| TASK TO CARRY OUT |
Pictures should be excluded; otherwise, copy every entry exactly.

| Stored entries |
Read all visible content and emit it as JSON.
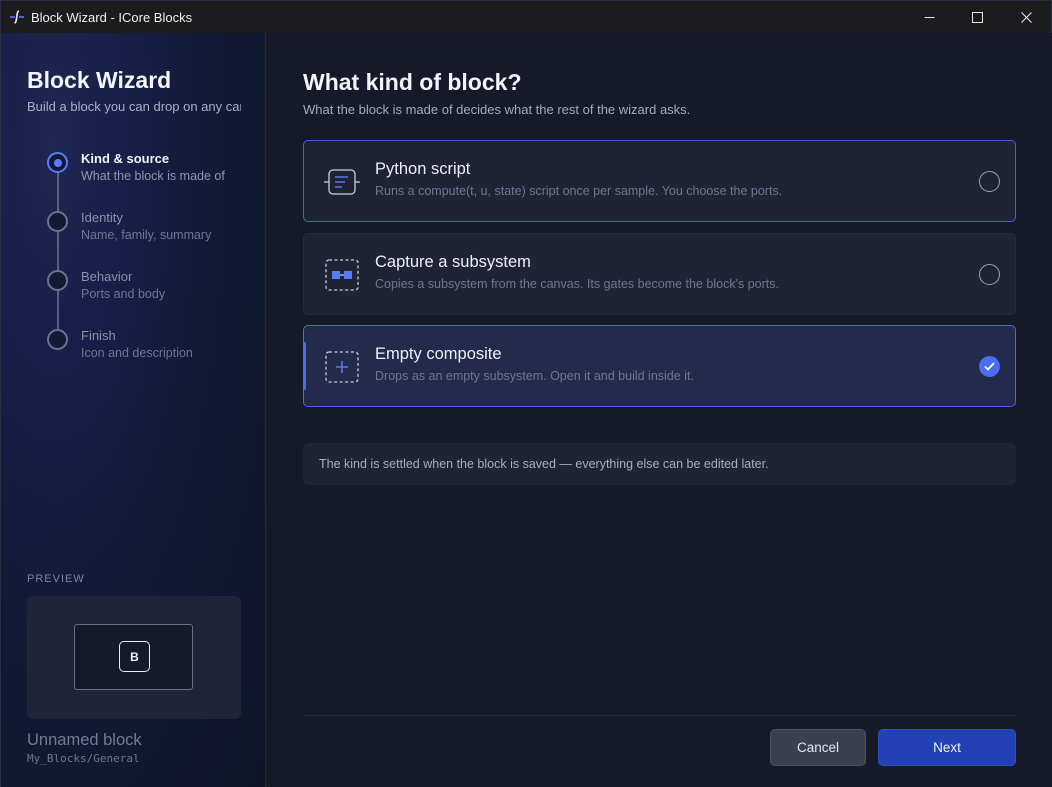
{
  "window": {
    "title": "Block Wizard - ICore Blocks",
    "icons": {
      "app": "app-logo-icon",
      "minimize": "minimize-icon",
      "maximize": "maximize-icon",
      "close": "close-icon"
    }
  },
  "sidebar": {
    "title": "Block Wizard",
    "subtitle": "Build a block you can drop on any canvas",
    "steps": [
      {
        "title": "Kind & source",
        "desc": "What the block is made of",
        "active": true
      },
      {
        "title": "Identity",
        "desc": "Name, family, summary",
        "active": false
      },
      {
        "title": "Behavior",
        "desc": "Ports and body",
        "active": false
      },
      {
        "title": "Finish",
        "desc": "Icon and description",
        "active": false
      }
    ],
    "preview": {
      "label": "PREVIEW",
      "badge": "B",
      "name": "Unnamed block",
      "path": "My_Blocks/General"
    }
  },
  "main": {
    "title": "What kind of block?",
    "subtitle": "What the block is made of decides what the rest of the wizard asks.",
    "options": [
      {
        "title": "Python script",
        "desc": "Runs a compute(t, u, state) script once per sample. You choose the ports.",
        "icon": "python-script-icon",
        "selected": false
      },
      {
        "title": "Capture a subsystem",
        "desc": "Copies a subsystem from the canvas. Its gates become the block's ports.",
        "icon": "capture-subsystem-icon",
        "selected": false
      },
      {
        "title": "Empty composite",
        "desc": "Drops as an empty subsystem. Open it and build inside it.",
        "icon": "empty-composite-icon",
        "selected": true
      }
    ],
    "note": "The kind is settled when the block is saved — everything else can be edited later."
  },
  "footer": {
    "cancel": "Cancel",
    "next": "Next"
  },
  "colors": {
    "accent": "#4a6df2",
    "primary_button": "#2141b4"
  }
}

| WRITTEN RESPONSE |
Read all visible content and emit it as JSON.
{
  "window": {
    "title": "Block Wizard - ICore Blocks",
    "icons": {
      "app": "app-logo-icon",
      "minimize": "minimize-icon",
      "maximize": "maximize-icon",
      "close": "close-icon"
    }
  },
  "sidebar": {
    "title": "Block Wizard",
    "subtitle": "Build a block you can drop on any canvas",
    "steps": [
      {
        "title": "Kind & source",
        "desc": "What the block is made of",
        "active": true
      },
      {
        "title": "Identity",
        "desc": "Name, family, summary",
        "active": false
      },
      {
        "title": "Behavior",
        "desc": "Ports and body",
        "active": false
      },
      {
        "title": "Finish",
        "desc": "Icon and description",
        "active": false
      }
    ],
    "preview": {
      "label": "PREVIEW",
      "badge": "B",
      "name": "Unnamed block",
      "path": "My_Blocks/General"
    }
  },
  "main": {
    "title": "What kind of block?",
    "subtitle": "What the block is made of decides what the rest of the wizard asks.",
    "options": [
      {
        "title": "Python script",
        "desc": "Runs a compute(t, u, state) script once per sample. You choose the ports.",
        "icon": "python-script-icon",
        "selected": false
      },
      {
        "title": "Capture a subsystem",
        "desc": "Copies a subsystem from the canvas. Its gates become the block's ports.",
        "icon": "capture-subsystem-icon",
        "selected": false
      },
      {
        "title": "Empty composite",
        "desc": "Drops as an empty subsystem. Open it and build inside it.",
        "icon": "empty-composite-icon",
        "selected": true
      }
    ],
    "note": "The kind is settled when the block is saved — everything else can be edited later."
  },
  "footer": {
    "cancel": "Cancel",
    "next": "Next"
  },
  "colors": {
    "accent": "#4a6df2",
    "primary_button": "#2141b4"
  }
}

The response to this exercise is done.